Copy out every one of the items below line for line, leaving out the pictures.
Dataset start
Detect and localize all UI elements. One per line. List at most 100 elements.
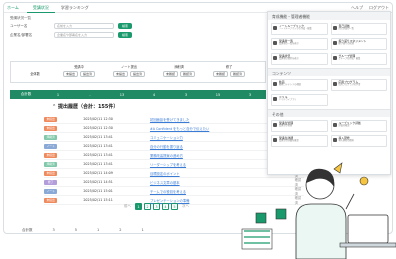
feature-icon	[273, 97, 277, 101]
company-search-input[interactable]: 企業名や部署名を入力	[54, 32, 114, 38]
status-badge: 未提出	[44, 197, 58, 203]
page-5[interactable]: 5	[171, 203, 178, 210]
page-3[interactable]: 3	[153, 203, 160, 210]
menu-card-desc: 評価を確認	[338, 124, 350, 128]
feature-icon	[273, 56, 277, 60]
pill[interactable]: 未提出	[112, 71, 128, 77]
feature-icon	[332, 41, 337, 45]
pill[interactable]: 提出済	[130, 71, 146, 77]
summary-label: 全体数	[30, 72, 40, 76]
menu-card[interactable]: 応用プログラム 応用プログラムの学習	[330, 79, 387, 91]
summary-col-3: 添削済 未確認 確認済	[159, 64, 199, 77]
feature-icon	[273, 138, 277, 142]
menu-card-desc: 受講者の進捗を表示	[279, 57, 299, 61]
menu-grid-content: 動画 動画コンテンツの視聴 応用プログラム 応用プログラムの学習 ドリル ドリルライブラリ	[268, 76, 390, 109]
summary-col-title: 受講中	[74, 65, 84, 69]
logout-link[interactable]: ログアウト	[369, 5, 389, 11]
menu-grid-admin: ノートルーブリック ノートルーブリックの作成・編集 自己評価 自己評価の一覧 受講者一覧…	[268, 20, 390, 68]
home-link[interactable]: ホーム	[7, 5, 19, 11]
menu-card-desc: 自己評価の一覧	[338, 27, 354, 31]
user-search-button[interactable]: 検索	[118, 23, 133, 29]
page-4[interactable]: 4	[162, 203, 169, 210]
menu-card[interactable]: 導入研修 導入研修の資料	[330, 135, 387, 147]
status-badge: 添削済	[44, 134, 58, 140]
tab-ranking[interactable]: 学習ランキング	[55, 3, 95, 13]
filter-label-company: 企業名/部署名	[10, 32, 33, 37]
bottom-cell: 2	[119, 228, 122, 232]
submit-date: 2025/02/11 13:41	[83, 144, 113, 148]
menu-card-desc: 受講生の詳細を確認	[279, 139, 299, 143]
menu-card-desc: 受講者の一覧を表示	[279, 42, 299, 46]
pill[interactable]: 未確認	[212, 71, 228, 77]
sumbar-cell: 15	[215, 92, 221, 97]
submit-date: 2025/02/11 15:11	[83, 198, 113, 202]
menu-section-admin: 育成機能・管理者機能	[268, 12, 390, 20]
sumbar-cell: 合計数	[20, 92, 32, 96]
feature-icon	[273, 41, 277, 45]
feature-icon	[273, 123, 277, 127]
tab-progress[interactable]: 受講状況	[26, 3, 55, 13]
menu-card[interactable]: グループ管理 グループの作成・編集	[330, 53, 387, 65]
pill[interactable]: 確認済	[180, 71, 196, 77]
pager-next[interactable]: 次へ	[182, 204, 189, 209]
list-item: 添削済2025/02/11 13:41コミュニケーション力確認済	[44, 133, 304, 142]
summary-col-title: ノート提出	[121, 65, 137, 69]
bottom-cell: 1	[141, 228, 144, 232]
menu-card[interactable]: ルーブリック評価 評価を確認	[330, 120, 387, 132]
status-badge: 未提出	[44, 116, 58, 122]
bottom-cell: 3	[52, 228, 55, 232]
menu-card-desc: 受講生の管理	[279, 124, 293, 128]
sumbar-cell: 4	[152, 92, 156, 97]
feature-icon	[332, 123, 337, 127]
submission-link[interactable]: 初回面談を受けてきました	[150, 117, 255, 122]
feature-icon	[332, 56, 337, 60]
menu-section-content: コンテンツ	[268, 68, 390, 76]
submit-date: 2025/02/11 13:41	[83, 162, 113, 166]
pager-prev[interactable]: 前へ	[124, 204, 131, 209]
sumbar-cell: 13	[119, 92, 125, 97]
sumbar-cell: 1	[56, 92, 60, 97]
menu-card-desc: グループの作成・編集	[338, 57, 361, 61]
status-badge: 未提出	[44, 170, 58, 176]
list-heading-text: 提出履歴（合計：155件）	[57, 104, 119, 110]
submission-link[interactable]: #A Confident をもっと自分で伝えたい	[150, 126, 255, 131]
status-badge: 修了	[44, 179, 58, 185]
status-badge: 未提出	[44, 125, 58, 131]
menu-card[interactable]: 振り返りマネジメント 振り返りの管理	[330, 38, 387, 50]
feature-icon	[273, 82, 277, 86]
pill[interactable]: 未提出	[62, 71, 78, 77]
submission-link[interactable]: コミュニケーション力	[150, 135, 255, 140]
pagination: 前へ 1 2 3 4 5 次へ	[124, 203, 189, 210]
menu-card[interactable]: ノートルーブリック ノートルーブリックの作成・編集	[271, 23, 328, 35]
menu-card[interactable]: 動画 動画コンテンツの視聴	[271, 79, 328, 91]
filter-label-user: ユーザー名	[10, 23, 28, 28]
menu-card[interactable]: 自己評価 自己評価の一覧	[330, 23, 387, 35]
submission-link[interactable]: 自分の行動を振り返る	[150, 144, 255, 149]
pill[interactable]: 未確認	[162, 71, 178, 77]
status-badge: 添削済	[44, 161, 58, 167]
company-search-button[interactable]: 検索	[118, 32, 133, 38]
pill[interactable]: 確認済	[230, 71, 246, 77]
help-link[interactable]: ヘルプ	[351, 5, 363, 11]
list-item: 未提出2025/02/11 12:30初回面談を受けてきました未確認	[44, 115, 304, 124]
submit-date: 2025/02/11 13:41	[83, 153, 113, 157]
submit-date: 2025/02/11 12:30	[83, 126, 113, 130]
menu-card[interactable]: 受講者一覧 受講者の一覧を表示	[271, 38, 328, 50]
list-heading: ⌃ 提出履歴（合計：155件）	[52, 103, 118, 110]
page-1[interactable]: 1	[135, 203, 142, 210]
menu-card[interactable]: 受講生管理 受講生の管理	[271, 120, 328, 132]
pill[interactable]: 提出済	[80, 71, 96, 77]
submit-date: 2025/02/11 15:01	[83, 189, 113, 193]
status-badge: ノート	[44, 188, 58, 194]
menu-card-desc: ドリルライブラリ	[279, 98, 297, 102]
menu-card[interactable]: ドリル ドリルライブラリ	[271, 94, 328, 106]
summary-col-1: 受講中 未提出 提出済	[59, 64, 99, 77]
menu-card[interactable]: 受講状況 受講者の進捗を表示	[271, 53, 328, 65]
page-2[interactable]: 2	[144, 203, 151, 210]
menu-grid-other: 受講生管理 受講生の管理 ルーブリック評価 評価を確認 受講生詳細 受講生の詳細を確認 導入…	[268, 117, 390, 150]
status-badge: 未提出	[44, 152, 58, 158]
feature-icon	[332, 26, 337, 30]
menu-card[interactable]: 受講生詳細 受講生の詳細を確認	[271, 135, 328, 147]
summary-col-2: ノート提出 未提出 提出済	[109, 64, 149, 77]
user-search-input[interactable]: 名前を入力	[54, 23, 114, 29]
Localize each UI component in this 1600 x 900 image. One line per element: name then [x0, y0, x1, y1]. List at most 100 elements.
Dataset end
Solved exercise =
Detect and localize all UI elements. One per line. List at most 100 elements.
feature-icon	[273, 97, 277, 101]
company-search-input[interactable]: 企業名や部署名を入力	[54, 32, 114, 38]
status-badge: 未提出	[44, 197, 58, 203]
page-5[interactable]: 5	[171, 203, 178, 210]
page-3[interactable]: 3	[153, 203, 160, 210]
menu-card-desc: 評価を確認	[338, 124, 350, 128]
feature-icon	[273, 56, 277, 60]
pill[interactable]: 未提出	[112, 71, 128, 77]
feature-icon	[332, 41, 337, 45]
pill[interactable]: 提出済	[130, 71, 146, 77]
summary-label: 全体数	[30, 72, 40, 76]
menu-card[interactable]: 応用プログラム 応用プログラムの学習	[330, 79, 387, 91]
summary-col-3: 添削済 未確認 確認済	[159, 64, 199, 77]
feature-icon	[273, 138, 277, 142]
menu-card-desc: 受講者の進捗を表示	[279, 57, 299, 61]
menu-grid-content: 動画 動画コンテンツの視聴 応用プログラム 応用プログラムの学習 ドリル ドリルライブラリ	[268, 76, 390, 109]
summary-col-title: 受講中	[74, 65, 84, 69]
logout-link[interactable]: ログアウト	[369, 5, 389, 11]
menu-grid-admin: ノートルーブリック ノートルーブリックの作成・編集 自己評価 自己評価の一覧 受講者一覧…	[268, 20, 390, 68]
home-link[interactable]: ホーム	[7, 5, 19, 11]
menu-card-desc: 自己評価の一覧	[338, 27, 354, 31]
user-search-button[interactable]: 検索	[118, 23, 133, 29]
page-4[interactable]: 4	[162, 203, 169, 210]
menu-card[interactable]: 導入研修 導入研修の資料	[330, 135, 387, 147]
status-badge: 添削済	[44, 134, 58, 140]
tab-ranking[interactable]: 学習ランキング	[55, 3, 95, 13]
filter-label-company: 企業名/部署名	[10, 32, 33, 37]
bottom-cell: 2	[119, 228, 122, 232]
submit-date: 2025/02/11 13:41	[83, 144, 113, 148]
menu-card-desc: 受講生の詳細を確認	[279, 139, 299, 143]
menu-card-desc: 受講者の一覧を表示	[279, 42, 299, 46]
pill[interactable]: 未確認	[212, 71, 228, 77]
sumbar-cell: 15	[215, 92, 221, 97]
submit-date: 2025/02/11 15:11	[83, 198, 113, 202]
menu-section-admin: 育成機能・管理者機能	[268, 12, 390, 20]
sumbar-cell: 合計数	[20, 92, 32, 96]
feature-icon	[273, 41, 277, 45]
feature-icon	[273, 123, 277, 127]
tab-progress[interactable]: 受講状況	[26, 3, 55, 13]
menu-card[interactable]: グループ管理 グループの作成・編集	[330, 53, 387, 65]
pill[interactable]: 確認済	[180, 71, 196, 77]
pager-next[interactable]: 次へ	[182, 204, 189, 209]
list-item: 添削済2025/02/11 13:41コミュニケーション力確認済	[44, 133, 304, 142]
summary-col-title: ノート提出	[121, 65, 137, 69]
bottom-cell: 1	[141, 228, 144, 232]
menu-card[interactable]: ルーブリック評価 評価を確認	[330, 120, 387, 132]
status-badge: 未提出	[44, 116, 58, 122]
bottom-cell: 3	[52, 228, 55, 232]
menu-card-desc: 受講生の管理	[279, 124, 293, 128]
sumbar-cell: 4	[152, 92, 156, 97]
feature-icon	[332, 123, 337, 127]
submission-link[interactable]: 初回面談を受けてきました	[150, 117, 255, 122]
feature-icon	[332, 56, 337, 60]
menu-section-content: コンテンツ	[268, 68, 390, 76]
submit-date: 2025/02/11 13:41	[83, 162, 113, 166]
pager-prev[interactable]: 前へ	[124, 204, 131, 209]
sumbar-cell: 13	[119, 92, 125, 97]
sumbar-cell: 1	[56, 92, 60, 97]
menu-card-desc: グループの作成・編集	[338, 57, 361, 61]
status-badge: 未提出	[44, 170, 58, 176]
list-heading-text: 提出履歴（合計：155件）	[57, 104, 119, 110]
submission-link[interactable]: #A Confident をもっと自分で伝えたい	[150, 126, 255, 131]
status-badge: 修了	[44, 179, 58, 185]
status-badge: 未提出	[44, 125, 58, 131]
menu-card[interactable]: 振り返りマネジメント 振り返りの管理	[330, 38, 387, 50]
feature-icon	[273, 82, 277, 86]
pill[interactable]: 未提出	[62, 71, 78, 77]
submission-link[interactable]: コミュニケーション力	[150, 135, 255, 140]
pagination: 前へ 1 2 3 4 5 次へ	[124, 203, 189, 210]
menu-card[interactable]: ノートルーブリック ノートルーブリックの作成・編集	[271, 23, 328, 35]
menu-card[interactable]: 動画 動画コンテンツの視聴	[271, 79, 328, 91]
filter-label-user: ユーザー名	[10, 23, 28, 28]
menu-card[interactable]: 自己評価 自己評価の一覧	[330, 23, 387, 35]
submission-link[interactable]: 自分の行動を振り返る	[150, 144, 255, 149]
pill[interactable]: 未確認	[162, 71, 178, 77]
status-badge: 添削済	[44, 161, 58, 167]
company-search-button[interactable]: 検索	[118, 32, 133, 38]
pill[interactable]: 確認済	[230, 71, 246, 77]
help-link[interactable]: ヘルプ	[351, 5, 363, 11]
list-item: 未提出2025/02/11 12:30初回面談を受けてきました未確認	[44, 115, 304, 124]
submit-date: 2025/02/11 13:41	[83, 153, 113, 157]
submit-date: 2025/02/11 12:30	[83, 126, 113, 130]
menu-card[interactable]: 受講者一覧 受講者の一覧を表示	[271, 38, 328, 50]
list-heading: ⌃ 提出履歴（合計：155件）	[52, 103, 118, 110]
page-1[interactable]: 1	[135, 203, 142, 210]
menu-card[interactable]: 受講生管理 受講生の管理	[271, 120, 328, 132]
pill[interactable]: 提出済	[80, 71, 96, 77]
submit-date: 2025/02/11 15:01	[83, 189, 113, 193]
status-badge: ノート	[44, 188, 58, 194]
menu-card-desc: ドリルライブラリ	[279, 98, 297, 102]
menu-card[interactable]: ドリル ドリルライブラリ	[271, 94, 328, 106]
summary-col-1: 受講中 未提出 提出済	[59, 64, 99, 77]
menu-card[interactable]: 受講状況 受講者の進捗を表示	[271, 53, 328, 65]
page-2[interactable]: 2	[144, 203, 151, 210]
menu-grid-other: 受講生管理 受講生の管理 ルーブリック評価 評価を確認 受講生詳細 受講生の詳細を確認 導入…	[268, 117, 390, 150]
status-badge: 未提出	[44, 152, 58, 158]
feature-icon	[332, 26, 337, 30]
menu-card[interactable]: 受講生詳細 受講生の詳細を確認	[271, 135, 328, 147]
summary-col-2: ノート提出 未提出 提出済	[109, 64, 149, 77]
user-search-input[interactable]: 名前を入力	[54, 23, 114, 29]
Localize each UI component in this 1600 x 900 image. One line per element: name then [x0, y0, x1, y1]. List at most 100 elements.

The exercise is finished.